PROBLEM: Write out the material again word for word, dropping any images it holds.

INPUT ROWS:
________
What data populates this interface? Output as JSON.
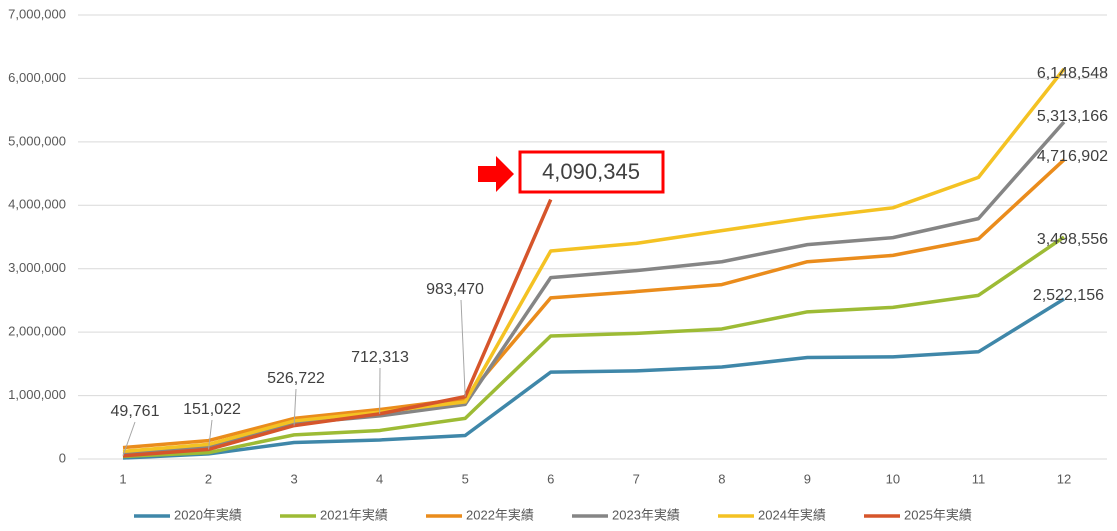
{
  "chart_data": {
    "type": "line",
    "categories": [
      "1",
      "2",
      "3",
      "4",
      "5",
      "6",
      "7",
      "8",
      "9",
      "10",
      "11",
      "12"
    ],
    "ylim": [
      0,
      7000000
    ],
    "yticks": [
      0,
      {
        "value": 1000000,
        "label": "1,000,000"
      },
      {
        "value": 2000000,
        "label": "2,000,000"
      },
      {
        "value": 3000000,
        "label": "3,000,000"
      },
      {
        "value": 4000000,
        "label": "4,000,000"
      },
      {
        "value": 5000000,
        "label": "5,000,000"
      },
      {
        "value": 6000000,
        "label": "6,000,000"
      },
      {
        "value": 7000000,
        "label": "7,000,000"
      }
    ],
    "grid": true,
    "legend": "bottom",
    "series": [
      {
        "name": "2020年実績",
        "color": "#3f87a9",
        "values": [
          15000,
          80000,
          260000,
          300000,
          370000,
          1370000,
          1390000,
          1450000,
          1600000,
          1610000,
          1690000,
          2522156
        ],
        "value_labels": [
          null,
          null,
          null,
          null,
          null,
          null,
          null,
          null,
          null,
          null,
          null,
          "2,522,156"
        ]
      },
      {
        "name": "2021年実績",
        "color": "#9dbb35",
        "values": [
          40000,
          100000,
          380000,
          450000,
          640000,
          1940000,
          1980000,
          2050000,
          2320000,
          2390000,
          2580000,
          3498556
        ],
        "value_labels": [
          null,
          null,
          null,
          null,
          null,
          null,
          null,
          null,
          null,
          null,
          null,
          "3,498,556"
        ]
      },
      {
        "name": "2022年実績",
        "color": "#ea8c1c",
        "values": [
          180000,
          290000,
          640000,
          780000,
          950000,
          2540000,
          2640000,
          2750000,
          3110000,
          3210000,
          3470000,
          4716902
        ],
        "value_labels": [
          null,
          null,
          null,
          null,
          null,
          null,
          null,
          null,
          null,
          null,
          null,
          "4,716,902"
        ]
      },
      {
        "name": "2023年実績",
        "color": "#858585",
        "values": [
          80000,
          200000,
          560000,
          680000,
          860000,
          2860000,
          2970000,
          3110000,
          3380000,
          3490000,
          3790000,
          5313166
        ],
        "value_labels": [
          null,
          null,
          null,
          null,
          null,
          null,
          null,
          null,
          null,
          null,
          null,
          "5,313,166"
        ]
      },
      {
        "name": "2024年実績",
        "color": "#f4c223",
        "values": [
          120000,
          230000,
          600000,
          740000,
          900000,
          3280000,
          3400000,
          3600000,
          3800000,
          3960000,
          4440000,
          6148548
        ],
        "value_labels": [
          null,
          null,
          null,
          null,
          null,
          null,
          null,
          null,
          null,
          null,
          null,
          "6,148,548"
        ]
      },
      {
        "name": "2025年実績",
        "color": "#d6552b",
        "values": [
          49761,
          151022,
          526722,
          712313,
          983470,
          4090345,
          null,
          null,
          null,
          null,
          null,
          null
        ],
        "value_labels": [
          "49,761",
          "151,022",
          "526,722",
          "712,313",
          "983,470",
          "4,090,345",
          null,
          null,
          null,
          null,
          null,
          null
        ]
      }
    ]
  }
}
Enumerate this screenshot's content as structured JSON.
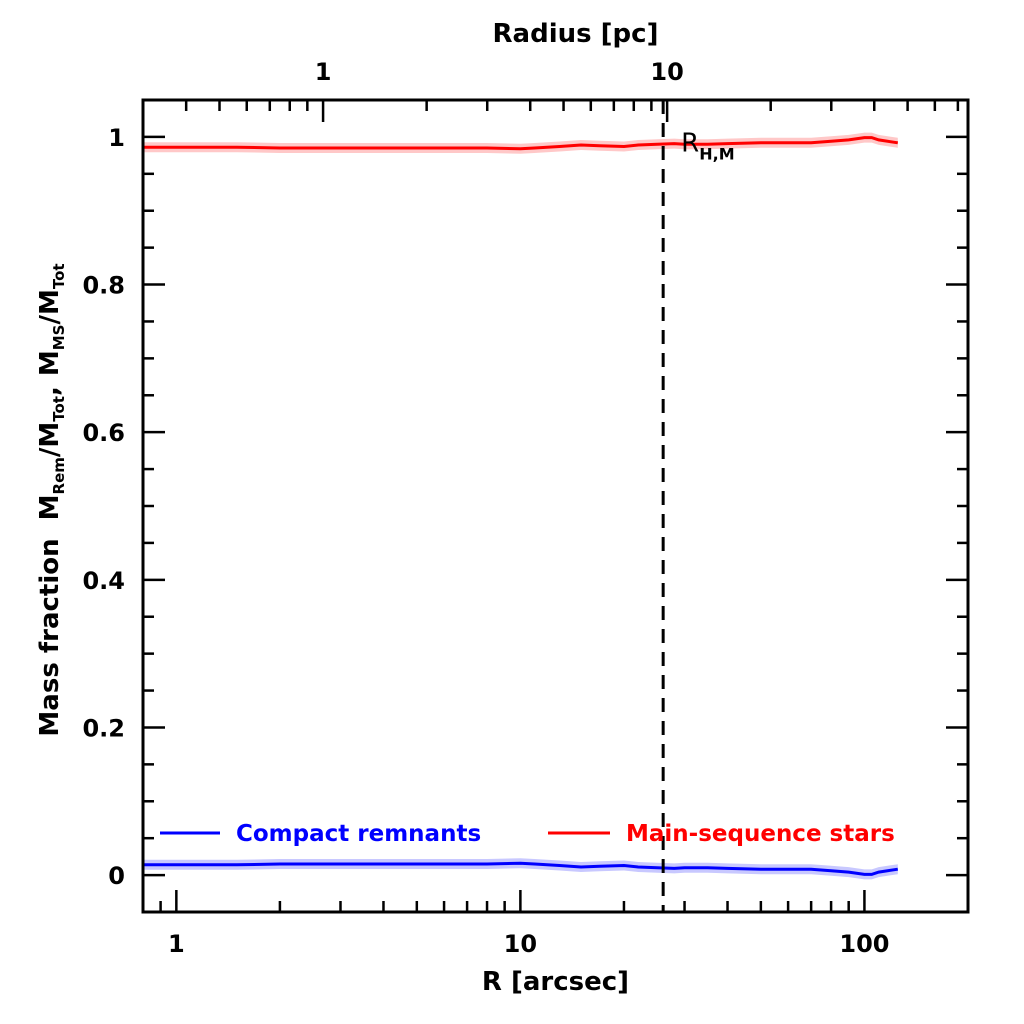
{
  "chart_data": {
    "type": "line",
    "xlabel": "R [arcsec]",
    "xlabel_top": "Radius [pc]",
    "ylabel": {
      "prefix": "Mass fraction",
      "ratio1_num": "M",
      "ratio1_num_sub": "Rem",
      "ratio1_den": "M",
      "ratio1_den_sub": "Tot",
      "sep": ",",
      "ratio2_num": "M",
      "ratio2_num_sub": "MS",
      "ratio2_den": "M",
      "ratio2_den_sub": "Tot"
    },
    "x_scale": "log",
    "xlim": [
      0.8,
      200
    ],
    "ylim": [
      -0.05,
      1.05
    ],
    "x_ticks": [
      1,
      10,
      100
    ],
    "x_tick_labels": [
      "1",
      "10",
      "100"
    ],
    "x_top_ticks_arcsec": [
      2.67,
      26.7
    ],
    "x_top_tick_labels": [
      "1",
      "10"
    ],
    "y_ticks": [
      0,
      0.2,
      0.4,
      0.6,
      0.8,
      1
    ],
    "y_tick_labels": [
      "0",
      "0.2",
      "0.4",
      "0.6",
      "0.8",
      "1"
    ],
    "grid": false,
    "legend_position": "bottom",
    "series": [
      {
        "name": "Compact remnants",
        "color": "#0000ff",
        "band_color": "#c8c8ff",
        "x": [
          0.8,
          1,
          1.5,
          2,
          3,
          4,
          5,
          6,
          8,
          10,
          11,
          13,
          15,
          17,
          20,
          22,
          25,
          28,
          30,
          35,
          40,
          50,
          60,
          70,
          80,
          90,
          100,
          105,
          110,
          125
        ],
        "y": [
          0.014,
          0.014,
          0.014,
          0.015,
          0.015,
          0.015,
          0.015,
          0.015,
          0.015,
          0.016,
          0.015,
          0.013,
          0.011,
          0.012,
          0.013,
          0.011,
          0.01,
          0.009,
          0.01,
          0.01,
          0.009,
          0.008,
          0.008,
          0.008,
          0.006,
          0.004,
          0.001,
          0.001,
          0.004,
          0.008
        ]
      },
      {
        "name": "Main-sequence stars",
        "color": "#ff0000",
        "band_color": "#ffc8c8",
        "x": [
          0.8,
          1,
          1.5,
          2,
          3,
          4,
          5,
          6,
          8,
          10,
          11,
          13,
          15,
          17,
          20,
          22,
          25,
          28,
          30,
          35,
          40,
          50,
          60,
          70,
          80,
          90,
          100,
          105,
          110,
          125
        ],
        "y": [
          0.986,
          0.986,
          0.986,
          0.985,
          0.985,
          0.985,
          0.985,
          0.985,
          0.985,
          0.984,
          0.985,
          0.987,
          0.989,
          0.988,
          0.987,
          0.989,
          0.99,
          0.991,
          0.99,
          0.99,
          0.991,
          0.992,
          0.992,
          0.992,
          0.994,
          0.996,
          0.999,
          0.999,
          0.996,
          0.992
        ]
      }
    ],
    "annotations": [
      {
        "type": "vline",
        "x": 26,
        "style": "dashed",
        "label": "R",
        "label_sub": "H,M"
      }
    ]
  }
}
________
TASK RESPONSE:
What data populates this interface? Output as JSON.
{
  "chart_data": {
    "type": "line",
    "categories": [
      "1",
      "2",
      "3",
      "4",
      "5",
      "6",
      "7",
      "8",
      "9",
      "10",
      "11",
      "12"
    ],
    "ylim": [
      0,
      7000000
    ],
    "yticks": [
      0,
      {
        "value": 1000000,
        "label": "1,000,000"
      },
      {
        "value": 2000000,
        "label": "2,000,000"
      },
      {
        "value": 3000000,
        "label": "3,000,000"
      },
      {
        "value": 4000000,
        "label": "4,000,000"
      },
      {
        "value": 5000000,
        "label": "5,000,000"
      },
      {
        "value": 6000000,
        "label": "6,000,000"
      },
      {
        "value": 7000000,
        "label": "7,000,000"
      }
    ],
    "grid": true,
    "legend": "bottom",
    "series": [
      {
        "name": "2020年実績",
        "color": "#3f87a9",
        "values": [
          15000,
          80000,
          260000,
          300000,
          370000,
          1370000,
          1390000,
          1450000,
          1600000,
          1610000,
          1690000,
          2522156
        ],
        "value_labels": [
          null,
          null,
          null,
          null,
          null,
          null,
          null,
          null,
          null,
          null,
          null,
          "2,522,156"
        ]
      },
      {
        "name": "2021年実績",
        "color": "#9dbb35",
        "values": [
          40000,
          100000,
          380000,
          450000,
          640000,
          1940000,
          1980000,
          2050000,
          2320000,
          2390000,
          2580000,
          3498556
        ],
        "value_labels": [
          null,
          null,
          null,
          null,
          null,
          null,
          null,
          null,
          null,
          null,
          null,
          "3,498,556"
        ]
      },
      {
        "name": "2022年実績",
        "color": "#ea8c1c",
        "values": [
          180000,
          290000,
          640000,
          780000,
          950000,
          2540000,
          2640000,
          2750000,
          3110000,
          3210000,
          3470000,
          4716902
        ],
        "value_labels": [
          null,
          null,
          null,
          null,
          null,
          null,
          null,
          null,
          null,
          null,
          null,
          "4,716,902"
        ]
      },
      {
        "name": "2023年実績",
        "color": "#858585",
        "values": [
          80000,
          200000,
          560000,
          680000,
          860000,
          2860000,
          2970000,
          3110000,
          3380000,
          3490000,
          3790000,
          5313166
        ],
        "value_labels": [
          null,
          null,
          null,
          null,
          null,
          null,
          null,
          null,
          null,
          null,
          null,
          "5,313,166"
        ]
      },
      {
        "name": "2024年実績",
        "color": "#f4c223",
        "values": [
          120000,
          230000,
          600000,
          740000,
          900000,
          3280000,
          3400000,
          3600000,
          3800000,
          3960000,
          4440000,
          6148548
        ],
        "value_labels": [
          null,
          null,
          null,
          null,
          null,
          null,
          null,
          null,
          null,
          null,
          null,
          "6,148,548"
        ]
      },
      {
        "name": "2025年実績",
        "color": "#d6552b",
        "values": [
          49761,
          151022,
          526722,
          712313,
          983470,
          4090345,
          null,
          null,
          null,
          null,
          null,
          null
        ],
        "value_labels": [
          "49,761",
          "151,022",
          "526,722",
          "712,313",
          "983,470",
          "4,090,345",
          null,
          null,
          null,
          null,
          null,
          null
        ]
      }
    ]
  }
}
Enumerate this screenshot's content as structured JSON.
{
  "chart_data": {
    "type": "line",
    "xlabel": "R [arcsec]",
    "xlabel_top": "Radius [pc]",
    "ylabel": {
      "prefix": "Mass fraction",
      "ratio1_num": "M",
      "ratio1_num_sub": "Rem",
      "ratio1_den": "M",
      "ratio1_den_sub": "Tot",
      "sep": ",",
      "ratio2_num": "M",
      "ratio2_num_sub": "MS",
      "ratio2_den": "M",
      "ratio2_den_sub": "Tot"
    },
    "x_scale": "log",
    "xlim": [
      0.8,
      200
    ],
    "ylim": [
      -0.05,
      1.05
    ],
    "x_ticks": [
      1,
      10,
      100
    ],
    "x_tick_labels": [
      "1",
      "10",
      "100"
    ],
    "x_top_ticks_arcsec": [
      2.67,
      26.7
    ],
    "x_top_tick_labels": [
      "1",
      "10"
    ],
    "y_ticks": [
      0,
      0.2,
      0.4,
      0.6,
      0.8,
      1
    ],
    "y_tick_labels": [
      "0",
      "0.2",
      "0.4",
      "0.6",
      "0.8",
      "1"
    ],
    "grid": false,
    "legend_position": "bottom",
    "series": [
      {
        "name": "Compact remnants",
        "color": "#0000ff",
        "band_color": "#c8c8ff",
        "x": [
          0.8,
          1,
          1.5,
          2,
          3,
          4,
          5,
          6,
          8,
          10,
          11,
          13,
          15,
          17,
          20,
          22,
          25,
          28,
          30,
          35,
          40,
          50,
          60,
          70,
          80,
          90,
          100,
          105,
          110,
          125
        ],
        "y": [
          0.014,
          0.014,
          0.014,
          0.015,
          0.015,
          0.015,
          0.015,
          0.015,
          0.015,
          0.016,
          0.015,
          0.013,
          0.011,
          0.012,
          0.013,
          0.011,
          0.01,
          0.009,
          0.01,
          0.01,
          0.009,
          0.008,
          0.008,
          0.008,
          0.006,
          0.004,
          0.001,
          0.001,
          0.004,
          0.008
        ]
      },
      {
        "name": "Main-sequence stars",
        "color": "#ff0000",
        "band_color": "#ffc8c8",
        "x": [
          0.8,
          1,
          1.5,
          2,
          3,
          4,
          5,
          6,
          8,
          10,
          11,
          13,
          15,
          17,
          20,
          22,
          25,
          28,
          30,
          35,
          40,
          50,
          60,
          70,
          80,
          90,
          100,
          105,
          110,
          125
        ],
        "y": [
          0.986,
          0.986,
          0.986,
          0.985,
          0.985,
          0.985,
          0.985,
          0.985,
          0.985,
          0.984,
          0.985,
          0.987,
          0.989,
          0.988,
          0.987,
          0.989,
          0.99,
          0.991,
          0.99,
          0.99,
          0.991,
          0.992,
          0.992,
          0.992,
          0.994,
          0.996,
          0.999,
          0.999,
          0.996,
          0.992
        ]
      }
    ],
    "annotations": [
      {
        "type": "vline",
        "x": 26,
        "style": "dashed",
        "label": "R",
        "label_sub": "H,M"
      }
    ]
  }
}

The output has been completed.